TASK BRIEF
Copy each line in which the string "Population" occurs.

[start RECORDS FOR THE TASK]

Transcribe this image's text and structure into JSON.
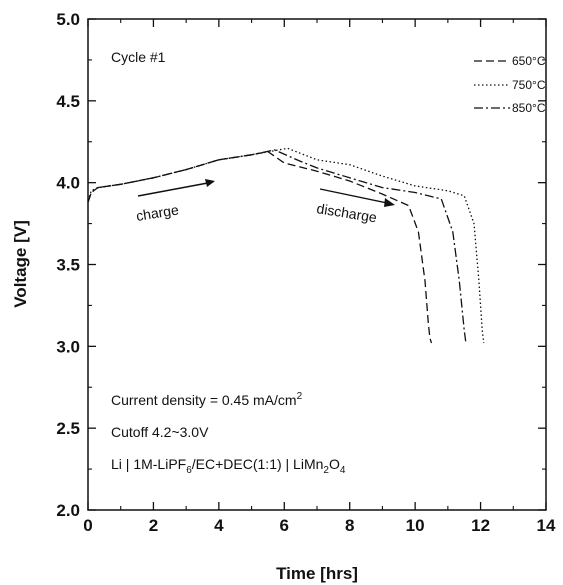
{
  "chart_data": {
    "type": "line",
    "xlabel": "Time [hrs]",
    "ylabel": "Voltage [V]",
    "xlim": [
      0,
      14
    ],
    "ylim": [
      2.0,
      5.0
    ],
    "xticks": [
      "0",
      "2",
      "4",
      "6",
      "8",
      "10",
      "12",
      "14"
    ],
    "yticks": [
      "2.0",
      "2.5",
      "3.0",
      "3.5",
      "4.0",
      "4.5",
      "5.0"
    ],
    "grid": false,
    "legend_position": "top-right",
    "series": [
      {
        "name": "650°C",
        "style": "dashed",
        "x": [
          0,
          0.1,
          0.3,
          1,
          2,
          3,
          4,
          5,
          5.5,
          6,
          7,
          8,
          9,
          9.8,
          10.1,
          10.3,
          10.4,
          10.45,
          10.5
        ],
        "y": [
          3.88,
          3.94,
          3.97,
          3.99,
          4.03,
          4.08,
          4.14,
          4.17,
          4.19,
          4.12,
          4.07,
          4.01,
          3.93,
          3.86,
          3.7,
          3.4,
          3.15,
          3.05,
          3.02
        ]
      },
      {
        "name": "750°C",
        "style": "dotted",
        "x": [
          0,
          0.1,
          0.3,
          1,
          2,
          3,
          4,
          5,
          6.1,
          7,
          8,
          9,
          10,
          11,
          11.5,
          11.8,
          11.95,
          12.05,
          12.1
        ],
        "y": [
          3.89,
          3.95,
          3.97,
          3.99,
          4.03,
          4.08,
          4.14,
          4.17,
          4.21,
          4.14,
          4.11,
          4.04,
          3.98,
          3.95,
          3.92,
          3.75,
          3.4,
          3.1,
          3.02
        ]
      },
      {
        "name": "850°C",
        "style": "dashdot",
        "x": [
          0,
          0.1,
          0.3,
          1,
          2,
          3,
          4,
          5,
          5.7,
          6.5,
          7,
          8,
          9,
          10,
          10.8,
          11.15,
          11.35,
          11.5,
          11.55
        ],
        "y": [
          3.88,
          3.94,
          3.97,
          3.99,
          4.03,
          4.08,
          4.14,
          4.17,
          4.2,
          4.13,
          4.09,
          4.03,
          3.97,
          3.94,
          3.9,
          3.7,
          3.4,
          3.1,
          3.02
        ]
      }
    ],
    "annotations": {
      "cycle": "Cycle #1",
      "charge": "charge",
      "discharge": "discharge",
      "current_density_prefix": "Current density = 0.45 mA/cm",
      "current_density_sup": "2",
      "cutoff": "Cutoff 4.2~3.0V",
      "cell_li": "Li | 1M-LiPF",
      "cell_sub1": "6",
      "cell_mid": "/EC+DEC(1:1) | LiMn",
      "cell_sub2": "2",
      "cell_o": "O",
      "cell_sub3": "4"
    }
  }
}
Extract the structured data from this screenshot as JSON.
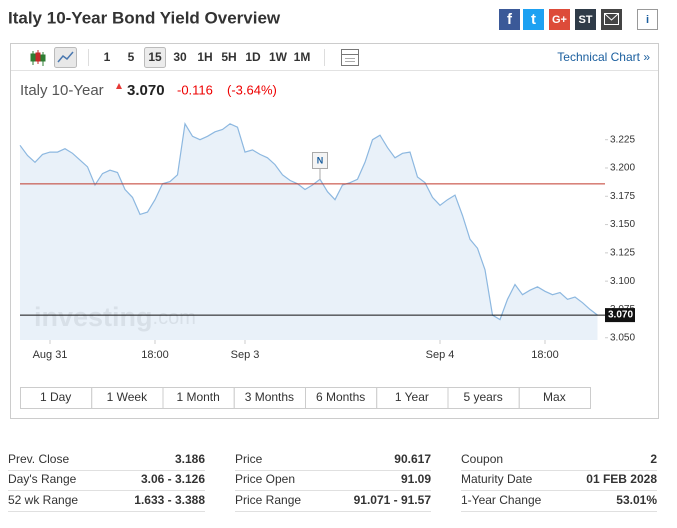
{
  "header": {
    "title": "Italy 10-Year Bond Yield Overview",
    "share_buttons": [
      "f",
      "t",
      "G+",
      "ST",
      "i"
    ]
  },
  "toolbar": {
    "intervals": [
      "1",
      "5",
      "15",
      "30",
      "1H",
      "5H",
      "1D",
      "1W",
      "1M"
    ],
    "selected_index": 2,
    "link": "Technical Chart »"
  },
  "quote": {
    "name": "Italy 10-Year",
    "price": {
      "value": 3.07,
      "label": "3.070"
    },
    "change": "-0.116",
    "change_pct": "(-3.64%)"
  },
  "chart_data": {
    "type": "area",
    "color": "#8db8e0",
    "fill": "#e4eef8",
    "watermark": [
      "investing",
      ".com"
    ],
    "annotation": "N",
    "categories": [
      null,
      null,
      null,
      null,
      "Aug 31",
      null,
      null,
      null,
      null,
      null,
      null,
      null,
      null,
      null,
      null,
      null,
      null,
      null,
      "18:00",
      null,
      null,
      null,
      null,
      null,
      null,
      null,
      null,
      null,
      null,
      null,
      "Sep 3",
      null,
      null,
      null,
      null,
      null,
      null,
      null,
      null,
      null,
      null,
      null,
      null,
      null,
      null,
      null,
      null,
      null,
      null,
      null,
      null,
      null,
      null,
      null,
      null,
      null,
      "Sep 4",
      null,
      null,
      null,
      null,
      null,
      null,
      null,
      null,
      null,
      null,
      null,
      null,
      null,
      "18:00",
      null,
      null,
      null,
      null,
      null,
      null,
      null
    ],
    "values": [
      3.22,
      3.211,
      3.205,
      3.212,
      3.214,
      3.214,
      3.217,
      3.213,
      3.207,
      3.201,
      3.185,
      3.195,
      3.198,
      3.196,
      3.181,
      3.174,
      3.159,
      3.161,
      3.172,
      3.186,
      3.188,
      3.194,
      3.239,
      3.228,
      3.225,
      3.228,
      3.232,
      3.234,
      3.239,
      3.236,
      3.214,
      3.216,
      3.212,
      3.209,
      3.203,
      3.194,
      3.189,
      3.186,
      3.181,
      3.185,
      3.19,
      3.179,
      3.172,
      3.185,
      3.187,
      3.19,
      3.205,
      3.225,
      3.229,
      3.218,
      3.209,
      3.213,
      3.214,
      3.192,
      3.187,
      3.174,
      3.167,
      3.172,
      3.176,
      3.158,
      3.137,
      3.129,
      3.11,
      3.07,
      3.066,
      3.084,
      3.097,
      3.088,
      3.092,
      3.095,
      3.091,
      3.088,
      3.09,
      3.084,
      3.086,
      3.081,
      3.075,
      3.07
    ],
    "ylim": [
      3.048,
      3.253
    ],
    "yticks": [
      {
        "value": 3.05,
        "label": "3.050"
      },
      {
        "value": 3.075,
        "label": "3.075"
      },
      {
        "value": 3.1,
        "label": "3.100"
      },
      {
        "value": 3.125,
        "label": "3.125"
      },
      {
        "value": 3.15,
        "label": "3.150"
      },
      {
        "value": 3.175,
        "label": "3.175"
      },
      {
        "value": 3.2,
        "label": "3.200"
      },
      {
        "value": 3.225,
        "label": "3.225"
      }
    ],
    "ranges": [
      "1 Day",
      "1 Week",
      "1 Month",
      "3 Months",
      "6 Months",
      "1 Year",
      "5 years",
      "Max"
    ]
  },
  "stats": {
    "rows": [
      [
        {
          "label": "Prev. Close",
          "value": 3.186
        },
        {
          "label": "Price",
          "value": "90.617"
        },
        {
          "label": "Coupon",
          "value": "2"
        }
      ],
      [
        {
          "label": "Day's Range",
          "value": "3.06 - 3.126"
        },
        {
          "label": "Price Open",
          "value": "91.09"
        },
        {
          "label": "Maturity Date",
          "value": "01 FEB 2028"
        }
      ],
      [
        {
          "label": "52 wk Range",
          "value": "1.633 - 3.388"
        },
        {
          "label": "Price Range",
          "value": "91.071 - 91.57"
        },
        {
          "label": "1-Year Change",
          "value": "53.01%"
        }
      ]
    ]
  }
}
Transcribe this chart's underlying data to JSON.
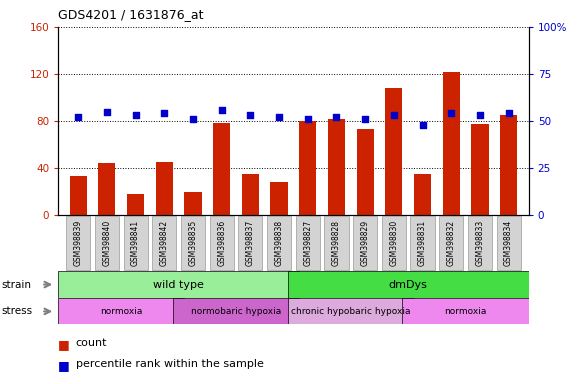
{
  "title": "GDS4201 / 1631876_at",
  "samples": [
    "GSM398839",
    "GSM398840",
    "GSM398841",
    "GSM398842",
    "GSM398835",
    "GSM398836",
    "GSM398837",
    "GSM398838",
    "GSM398827",
    "GSM398828",
    "GSM398829",
    "GSM398830",
    "GSM398831",
    "GSM398832",
    "GSM398833",
    "GSM398834"
  ],
  "counts": [
    33,
    44,
    18,
    45,
    20,
    78,
    35,
    28,
    80,
    82,
    73,
    108,
    35,
    122,
    77,
    85
  ],
  "percentile_ranks": [
    52,
    55,
    53,
    54,
    51,
    56,
    53,
    52,
    51,
    52,
    51,
    53,
    48,
    54,
    53,
    54
  ],
  "count_ylim": [
    0,
    160
  ],
  "percentile_ylim": [
    0,
    100
  ],
  "count_yticks": [
    0,
    40,
    80,
    120,
    160
  ],
  "percentile_yticks": [
    0,
    25,
    50,
    75,
    100
  ],
  "bar_color": "#cc2200",
  "dot_color": "#0000cc",
  "strain_groups": [
    {
      "label": "wild type",
      "start": 0,
      "end": 8,
      "color": "#99ee99"
    },
    {
      "label": "dmDys",
      "start": 8,
      "end": 16,
      "color": "#44dd44"
    }
  ],
  "stress_groups": [
    {
      "label": "normoxia",
      "start": 0,
      "end": 4,
      "color": "#ee88ee"
    },
    {
      "label": "normobaric hypoxia",
      "start": 4,
      "end": 8,
      "color": "#cc66cc"
    },
    {
      "label": "chronic hypobaric hypoxia",
      "start": 8,
      "end": 12,
      "color": "#ddaadd"
    },
    {
      "label": "normoxia",
      "start": 12,
      "end": 16,
      "color": "#ee88ee"
    }
  ],
  "background_color": "#ffffff",
  "tick_label_color_left": "#cc2200",
  "tick_label_color_right": "#0000cc",
  "legend_count_label": "count",
  "legend_pct_label": "percentile rank within the sample",
  "strain_label": "strain",
  "stress_label": "stress"
}
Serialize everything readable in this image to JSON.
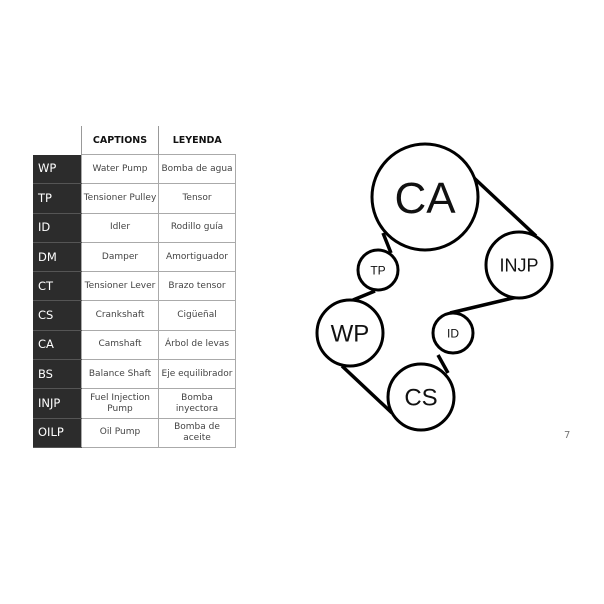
{
  "table": {
    "headers": {
      "captions": "CAPTIONS",
      "leyenda": "LEYENDA"
    },
    "rows": [
      {
        "code": "WP",
        "caption": "Water Pump",
        "leyenda": "Bomba de agua"
      },
      {
        "code": "TP",
        "caption": "Tensioner Pulley",
        "leyenda": "Tensor"
      },
      {
        "code": "ID",
        "caption": "Idler",
        "leyenda": "Rodillo guía"
      },
      {
        "code": "DM",
        "caption": "Damper",
        "leyenda": "Amortiguador"
      },
      {
        "code": "CT",
        "caption": "Tensioner Lever",
        "leyenda": "Brazo tensor"
      },
      {
        "code": "CS",
        "caption": "Crankshaft",
        "leyenda": "Cigüeñal"
      },
      {
        "code": "CA",
        "caption": "Camshaft",
        "leyenda": "Árbol de levas"
      },
      {
        "code": "BS",
        "caption": "Balance Shaft",
        "leyenda": "Eje equilibrador"
      },
      {
        "code": "INJP",
        "caption": "Fuel Injection Pump",
        "leyenda": "Bomba inyectora"
      },
      {
        "code": "OILP",
        "caption": "Oil Pump",
        "leyenda": "Bomba de aceite"
      }
    ]
  },
  "diagram": {
    "pulleys": [
      "CA",
      "INJP",
      "TP",
      "WP",
      "ID",
      "CS"
    ]
  },
  "page_number": "7"
}
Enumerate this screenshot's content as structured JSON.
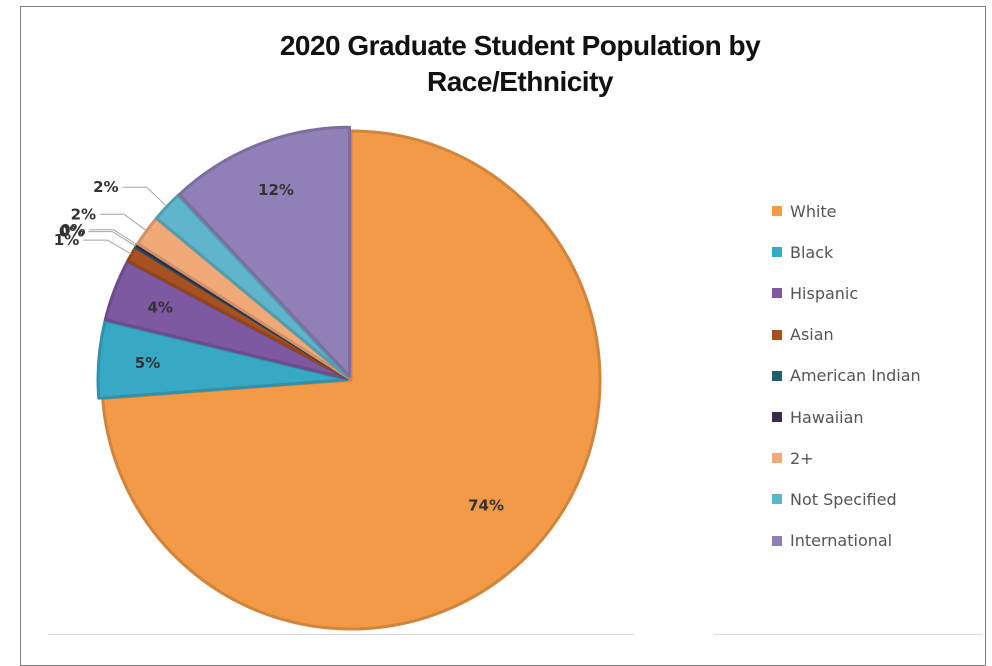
{
  "chart_data": {
    "type": "pie",
    "title": "2020 Graduate Student Population by Race/Ethnicity",
    "title_lines": [
      "2020 Graduate Student Population by",
      "Race/Ethnicity"
    ],
    "legend_position": "right",
    "slices": [
      {
        "label": "White",
        "value": 74,
        "display": "74%",
        "color": "#f39a46"
      },
      {
        "label": "Black",
        "value": 5,
        "display": "5%",
        "color": "#38a9c5"
      },
      {
        "label": "Hispanic",
        "value": 4,
        "display": "4%",
        "color": "#7e58a0"
      },
      {
        "label": "Asian",
        "value": 1,
        "display": "1%",
        "color": "#a8501f"
      },
      {
        "label": "American Indian",
        "value": 0,
        "display": "0%",
        "color": "#1f5e6a"
      },
      {
        "label": "Hawaiian",
        "value": 0,
        "display": "0%",
        "color": "#3f2a4f"
      },
      {
        "label": "2+",
        "value": 2,
        "display": "2%",
        "color": "#f1a978"
      },
      {
        "label": "Not Specified",
        "value": 2,
        "display": "2%",
        "color": "#5fb6cc"
      },
      {
        "label": "International",
        "value": 12,
        "display": "12%",
        "color": "#9180b8"
      }
    ]
  }
}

[end RECORDS FOR THE TASK]

TASK ANSWER
    "title": "2020 Graduate Student Population by Race/Ethnicity",
      "2020 Graduate Student Population by",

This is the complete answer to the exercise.